Text segment —
########
The `<sketch>_update_many_raw/3` Elixir function then dispatches at the
Rust-call level:

- `:xxhash3` → legacy `_raw_nif` (binary-compatible with v0.7.1).
- `:murmur3` → new `_raw_h_nif` with `algorithm=2`.
- Both gain a Dirty-CPU variant once the chunk size exceeds the
  configured threshold (default 10,000 items).

### Why chunking matters

Items arrive at `update_many/2` as an arbitrary enumerable. The
implementation chunks them at 10,000 items per chunk. This serves three
purposes:

1. **Bounded per-call cost** — even with 100M items, each NIF call
   stays bounded to ~30ms wall-clock, well within Erlang's 1 ms
   reduction budget for the dirty scheduler.
2. **Steady allocation** — a 10,000-item `ListIterator` is small enough
   to fit in L2 cache on most platforms.
3. **Predictable scheduler behavior** — the chunk size is the unit
   compared against the configured dirty threshold to choose normal vs
   dirty NIF.
########
Your task —
Return the text on dispatch and chunking in full, with every word and mark unchanged.

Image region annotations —
########
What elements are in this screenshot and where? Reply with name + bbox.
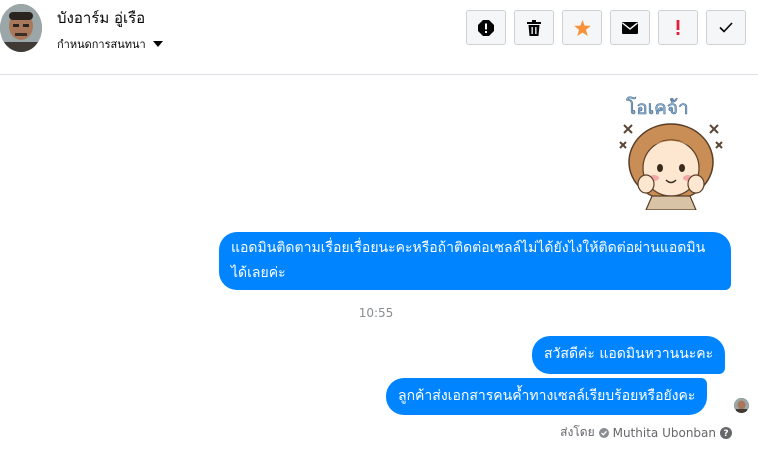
follow-up-button[interactable] [658, 10, 698, 45]
envelope-icon [622, 21, 638, 34]
spam-report-icon [478, 19, 494, 36]
sent-by-label: ส่งโดย [560, 425, 595, 439]
mark-spam-button[interactable] [466, 10, 506, 45]
outgoing-message-bubble[interactable]: สวัสดีค่ะ แอดมินหวานนะคะ [532, 336, 726, 374]
action-toolbar [466, 10, 746, 45]
star-button[interactable] [562, 10, 602, 45]
svg-text:?: ? [723, 429, 728, 439]
contact-name[interactable]: บังอาร์ม อู่เรือ [57, 6, 145, 30]
assign-conversation-dropdown[interactable]: กำหนดการสนทนา [57, 35, 163, 53]
message-timestamp: 10:55 [358, 306, 394, 320]
sender-name: Muthita Ubonban [612, 425, 716, 440]
mark-done-button[interactable] [706, 10, 746, 45]
contact-avatar[interactable] [0, 4, 42, 52]
exclamation-icon [676, 20, 680, 35]
outgoing-message-bubble[interactable]: แอดมินติดตามเรื่อยเรื่อยนะคะหรือถ้าติดต่… [219, 232, 731, 290]
checkmark-icon [719, 22, 733, 33]
mark-unread-button[interactable] [610, 10, 650, 45]
trash-icon [527, 19, 541, 36]
caret-down-icon [152, 41, 163, 47]
sticker-message[interactable]: โอเคจ้า [612, 92, 730, 211]
delete-button[interactable] [514, 10, 554, 45]
outgoing-message-bubble[interactable]: ลูกค้าส่งเอกสารคนค้ำทางเซลล์เรียบร้อยหรื… [386, 378, 708, 415]
help-icon[interactable]: ? [720, 426, 732, 439]
star-icon [573, 19, 591, 36]
sent-by-info: ส่งโดย Muthita Ubonban ? [560, 423, 732, 442]
sticker-caption: โอเคจ้า [626, 96, 689, 119]
verified-check-icon [598, 427, 609, 438]
assign-label: กำหนดการสนทนา [57, 38, 146, 51]
read-receipt-avatar [734, 398, 749, 413]
conversation-header: บังอาร์ม อู่เรือ กำหนดการสนทนา [0, 0, 758, 75]
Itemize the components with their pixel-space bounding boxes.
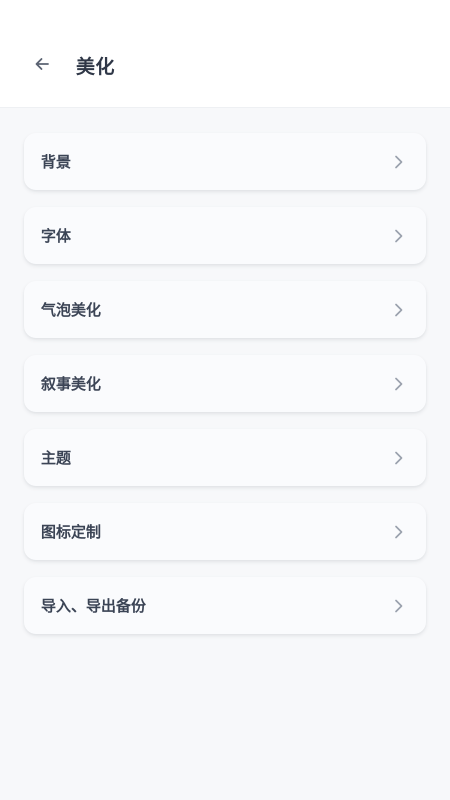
menu-item-label: 气泡美化 — [41, 300, 102, 319]
menu-item-label: 主题 — [41, 448, 72, 467]
menu-item-label: 背景 — [41, 152, 72, 171]
chevron-right-icon — [394, 302, 404, 318]
page-title: 美化 — [76, 56, 116, 78]
menu-item-label: 图标定制 — [41, 522, 102, 541]
chevron-right-icon — [394, 598, 404, 614]
chevron-right-icon — [394, 376, 404, 392]
menu-item-bubble-style[interactable]: 气泡美化 — [24, 281, 426, 338]
menu-item-icon-customization[interactable]: 图标定制 — [24, 503, 426, 560]
back-button[interactable] — [28, 54, 56, 78]
menu-item-label: 导入、导出备份 — [41, 596, 147, 615]
chevron-right-icon — [394, 524, 404, 540]
chevron-right-icon — [394, 154, 404, 170]
chevron-right-icon — [394, 228, 404, 244]
app-screen: 美化 背景 字体 气泡美化 叙事美化 主题 图标定制 导入、导出备份 — [0, 0, 450, 800]
menu-item-import-export-backup[interactable]: 导入、导出备份 — [24, 577, 426, 634]
menu-item-narrative-style[interactable]: 叙事美化 — [24, 355, 426, 412]
arrow-left-icon — [33, 55, 51, 77]
top-header: 美化 — [0, 0, 450, 108]
menu-item-label: 叙事美化 — [41, 374, 102, 393]
menu-item-theme[interactable]: 主题 — [24, 429, 426, 486]
chevron-right-icon — [394, 450, 404, 466]
menu-item-background[interactable]: 背景 — [24, 133, 426, 190]
settings-menu-list: 背景 字体 气泡美化 叙事美化 主题 图标定制 导入、导出备份 — [24, 133, 426, 651]
menu-item-label: 字体 — [41, 226, 72, 245]
menu-item-font[interactable]: 字体 — [24, 207, 426, 264]
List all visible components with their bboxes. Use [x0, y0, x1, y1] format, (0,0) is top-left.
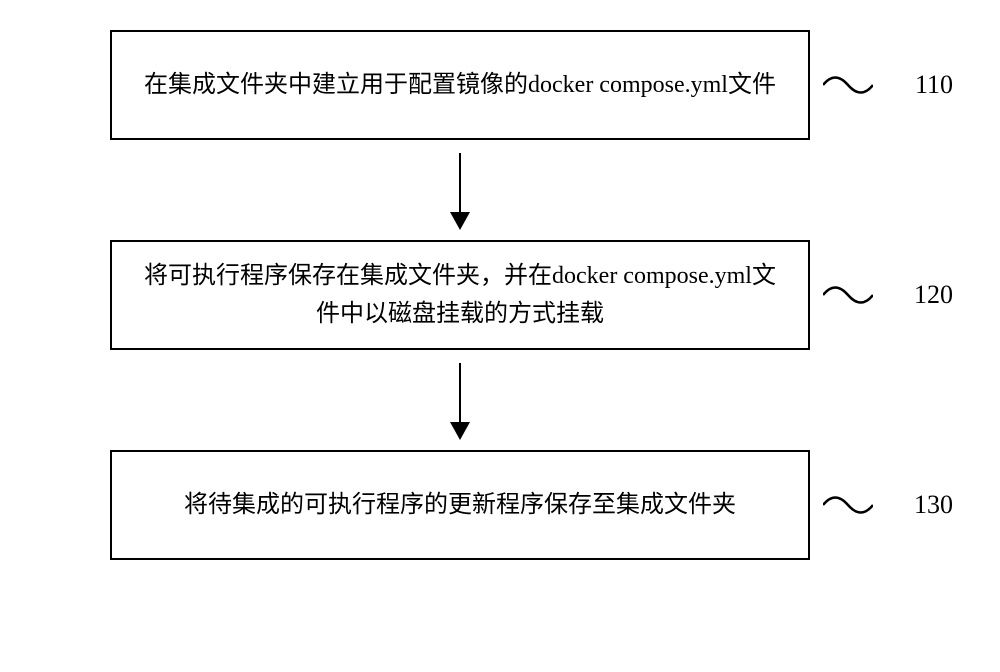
step-1-text: 在集成文件夹中建立用于配置镜像的docker compose.yml文件 — [144, 66, 776, 104]
connector-curve-2 — [823, 275, 873, 315]
connector-curve-1 — [823, 65, 873, 105]
arrow-2-container — [459, 350, 462, 450]
connector-curve-3 — [823, 485, 873, 525]
flow-step-2: 将可执行程序保存在集成文件夹，并在docker compose.yml文件中以磁… — [110, 240, 810, 350]
step-3-label: 130 — [914, 484, 953, 526]
flowchart-container: 在集成文件夹中建立用于配置镜像的docker compose.yml文件 110… — [0, 0, 1000, 672]
flow-step-1: 在集成文件夹中建立用于配置镜像的docker compose.yml文件 110 — [110, 30, 810, 140]
arrow-down-icon — [459, 363, 462, 438]
step-2-text: 将可执行程序保存在集成文件夹，并在docker compose.yml文件中以磁… — [142, 257, 778, 334]
flow-step-3: 将待集成的可执行程序的更新程序保存至集成文件夹 130 — [110, 450, 810, 560]
step-2-label: 120 — [914, 274, 953, 316]
step-1-label: 110 — [915, 64, 953, 106]
step-3-text: 将待集成的可执行程序的更新程序保存至集成文件夹 — [184, 486, 736, 524]
arrow-1-container — [459, 140, 462, 240]
arrow-down-icon — [459, 153, 462, 228]
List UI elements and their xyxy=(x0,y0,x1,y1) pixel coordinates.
########
Solution to the problem —
The `<sketch>_update_many_raw/3` Elixir function then dispatches at the
Rust-call level:

- `:xxhash3` → legacy `_raw_nif` (binary-compatible with v0.7.1).
- `:murmur3` → new `_raw_h_nif` with `algorithm=2`.
- Both gain a Dirty-CPU variant once the chunk size exceeds the
  configured threshold (default 10,000 items).

### Why chunking matters

Items arrive at `update_many/2` as an arbitrary enumerable. The
implementation chunks them at 10,000 items per chunk. This serves three
purposes:

1. **Bounded per-call cost** — even with 100M items, each NIF call
   stays bounded to ~30ms wall-clock, well within Erlang's 1 ms
   reduction budget for the dirty scheduler.
2. **Steady allocation** — a 10,000-item `ListIterator` is small enough
   to fit in L2 cache on most platforms.
3. **Predictable scheduler behavior** — the chunk size is the unit
   compared against the configured dirty threshold to choose normal vs
   dirty NIF.